Task instructions »
Below are the records. List every line holding the word "綜合業務".

[Data records]
----------------
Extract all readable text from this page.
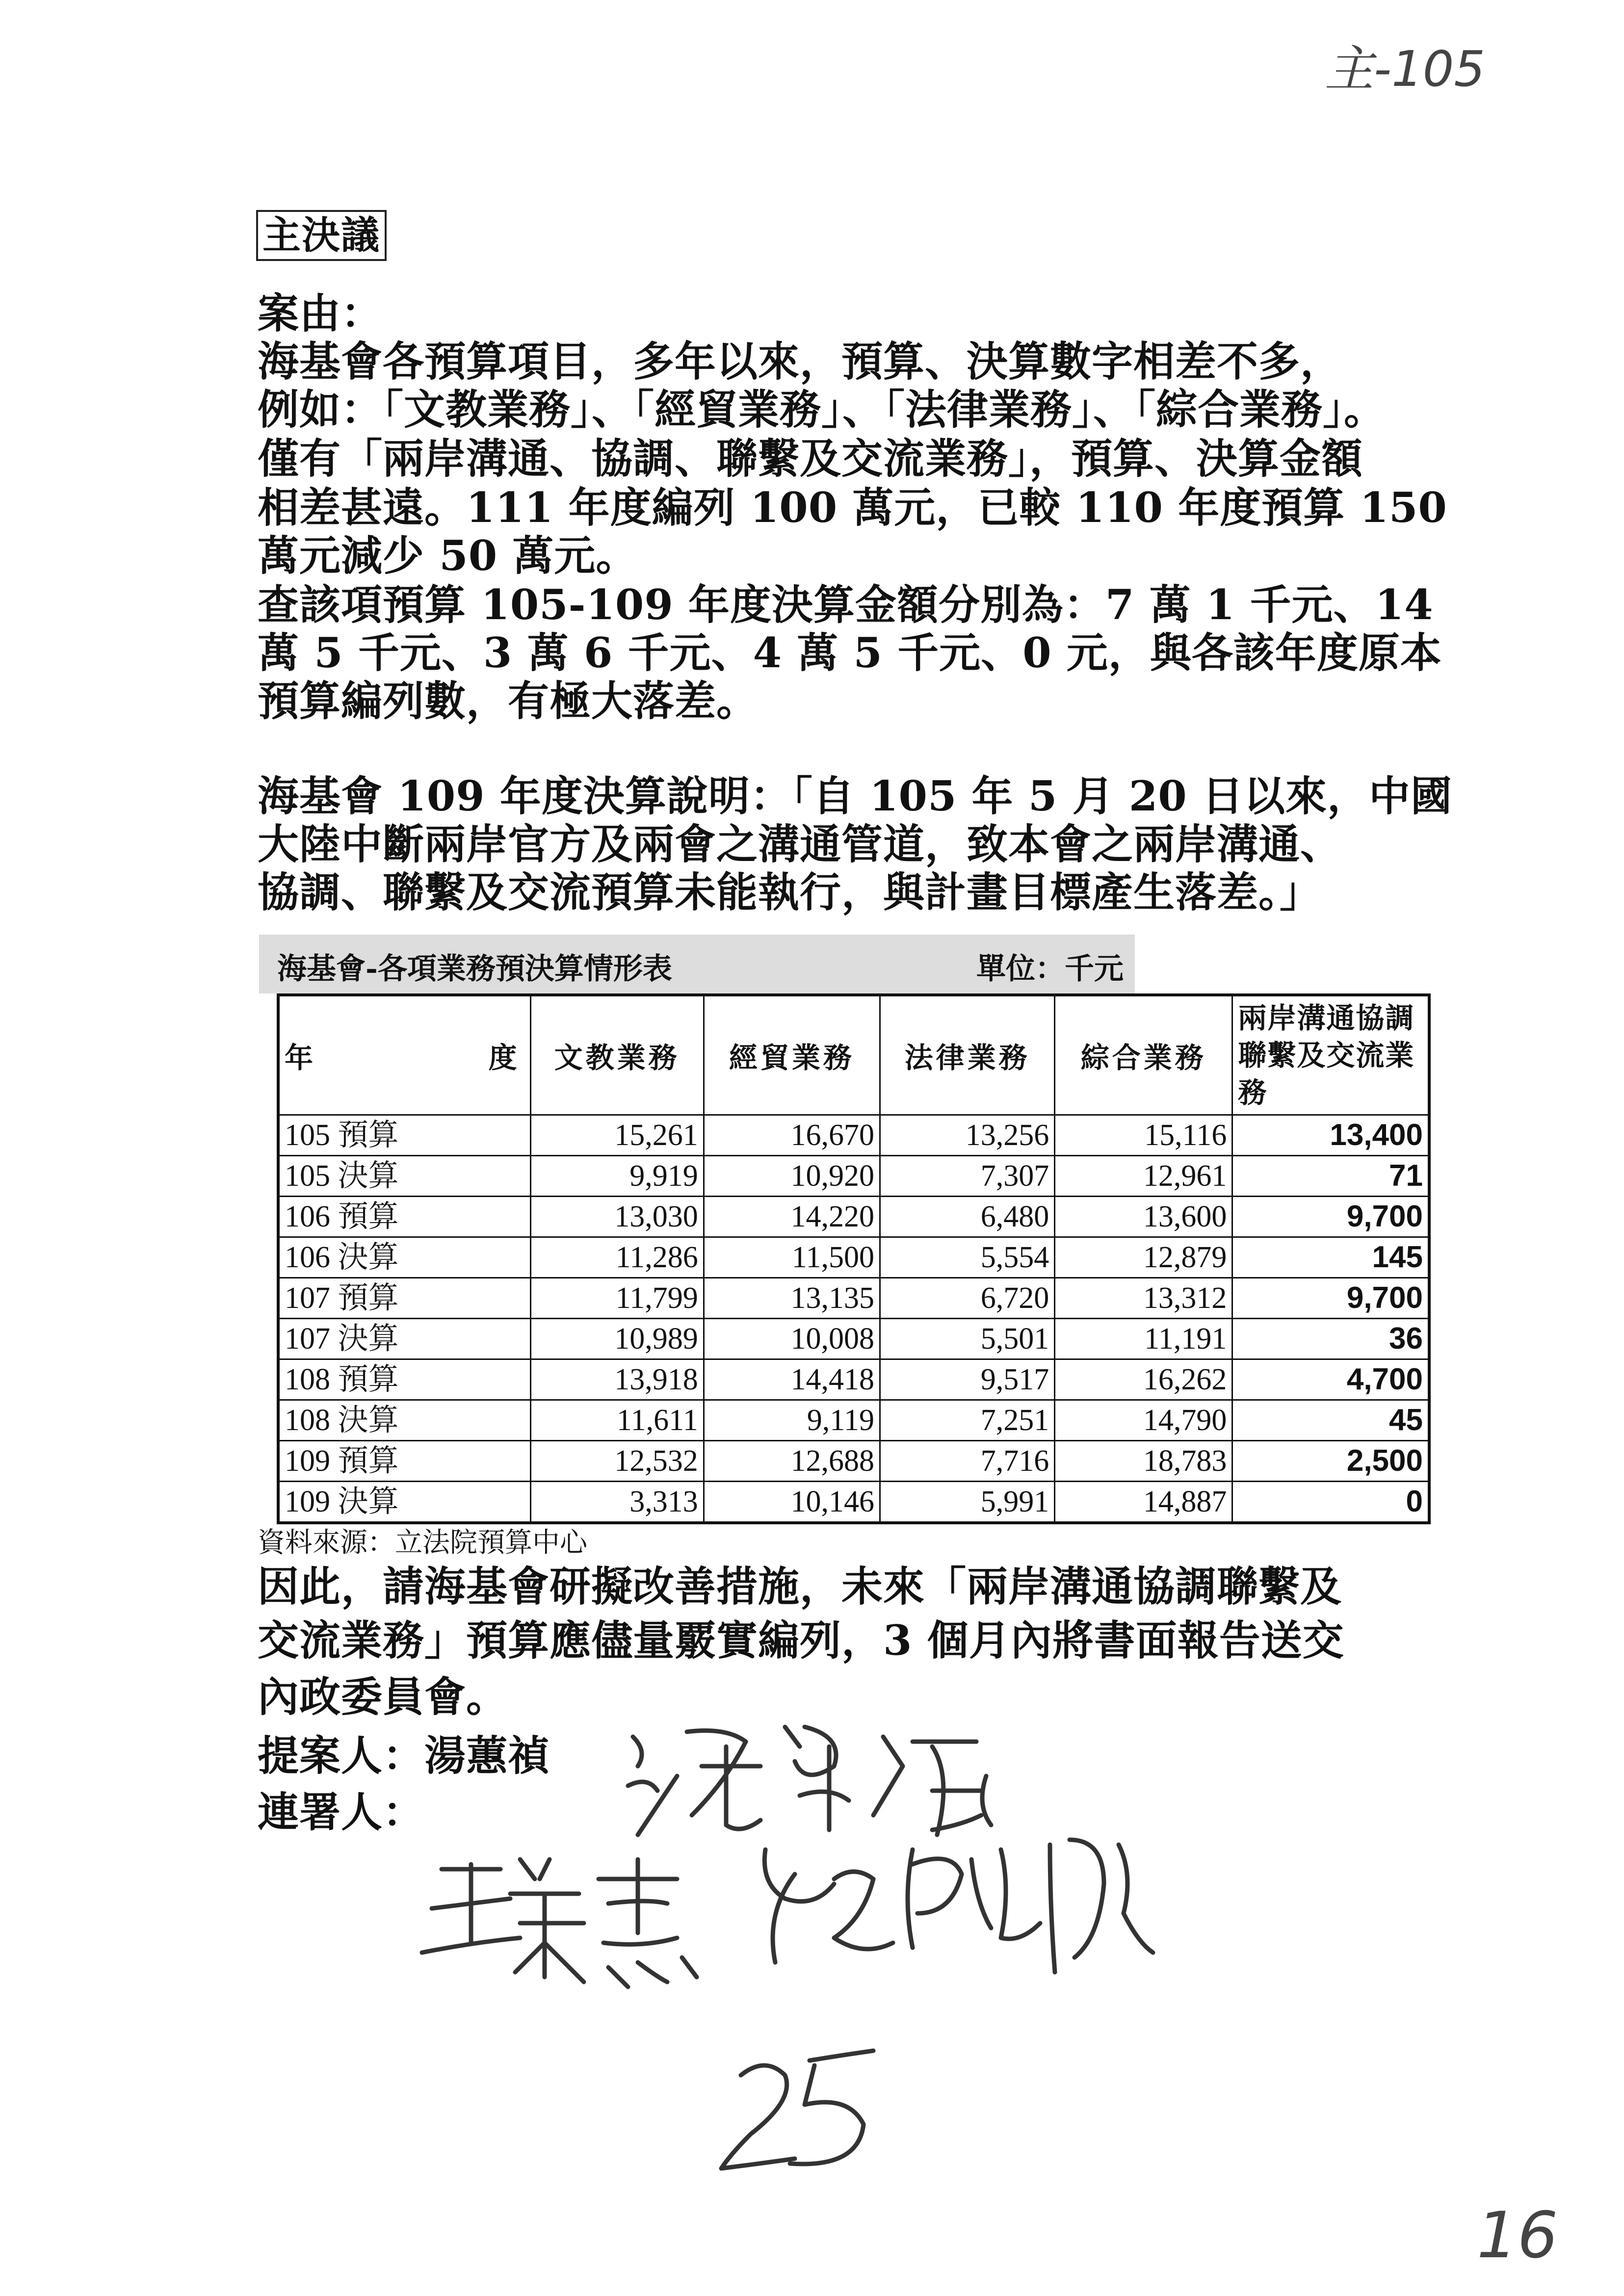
主-105
主決議
案由：
海基會各預算項目，多年以來，預算、決算數字相差不多，
例如：「文教業務」、「經貿業務」、「法律業務」、「綜合業務」。
僅有「兩岸溝通、協調、聯繫及交流業務」，預算、決算金額
相差甚遠。111 年度編列 100 萬元，已較 110 年度預算 150
萬元減少 50 萬元。
查該項預算 105-109 年度決算金額分別為：7 萬 1 千元、14
萬 5 千元、3 萬 6 千元、4 萬 5 千元、0 元，與各該年度原本
預算編列數，有極大落差。
海基會 109 年度決算說明：「自 105 年 5 月 20 日以來，中國
大陸中斷兩岸官方及兩會之溝通管道，致本會之兩岸溝通、
協調、聯繫及交流預算未能執行，與計畫目標產生落差。」
海基會-各項業務預決算情形表	單位：千元
年 度	文教業務	經貿業務	法律業務	綜合業務	兩岸溝通協調聯繫及交流業務
105 預算	15,261	16,670	13,256	15,116	13,400
105 決算	9,919	10,920	7,307	12,961	71
106 預算	13,030	14,220	6,480	13,600	9,700
106 決算	11,286	11,500	5,554	12,879	145
107 預算	11,799	13,135	6,720	13,312	9,700
107 決算	10,989	10,008	5,501	11,191	36
108 預算	13,918	14,418	9,517	16,262	4,700
108 決算	11,611	9,119	7,251	14,790	45
109 預算	12,532	12,688	7,716	18,783	2,500
109 決算	3,313	10,146	5,991	14,887	0
資料來源：立法院預算中心
因此，請海基會研擬改善措施，未來「兩岸溝通協調聯繫及
交流業務」預算應儘量覈實編列，3 個月內將書面報告送交
內政委員會。
提案人：湯蕙禎
連署人：
16
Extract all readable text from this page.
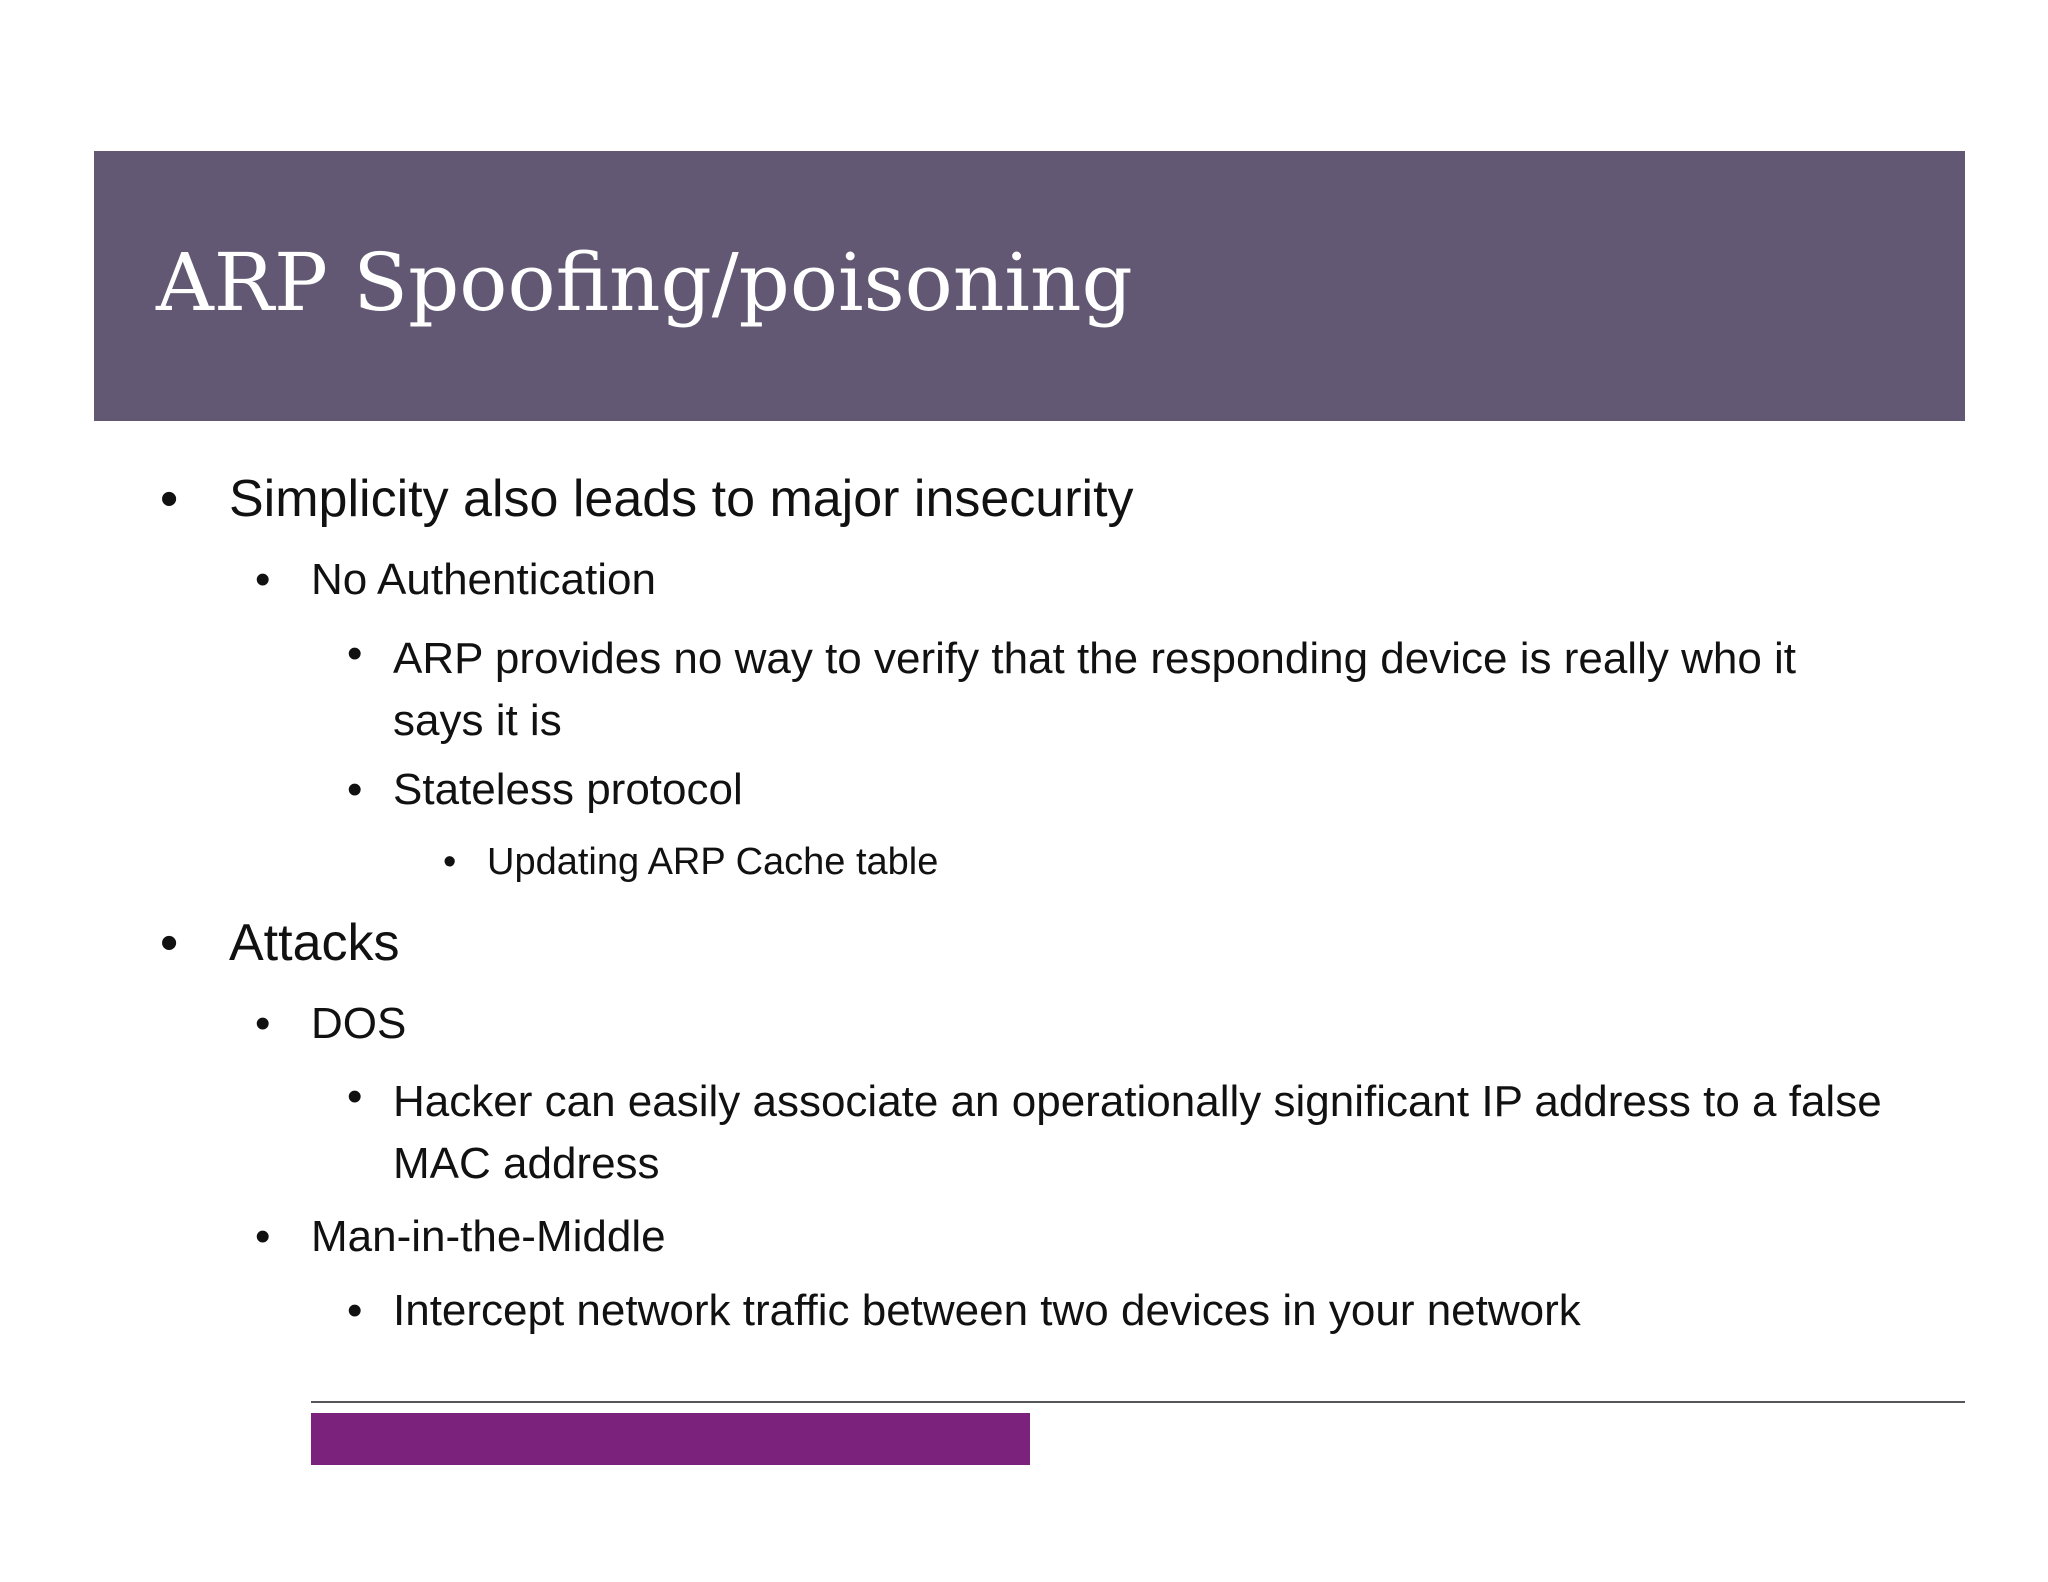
ARP Spoofing/poisoning
• Simplicity also leads to major insecurity
• No Authentication
• ARP provides no way to verify that the responding device is really who it says it is
• Stateless protocol
• Updating ARP Cache table
• Attacks
• DOS
• Hacker can easily associate an operationally significant IP address to a false MAC address
• Man-in-the-Middle
• Intercept network traffic between two devices in your network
----------------
Correct output »
例如：「文教業務」、「經貿業務」、「法律業務」、「綜合業務」。
年 度	文教業務	經貿業務	法律業務	綜合業務	兩岸溝通協調聯繫及交流業務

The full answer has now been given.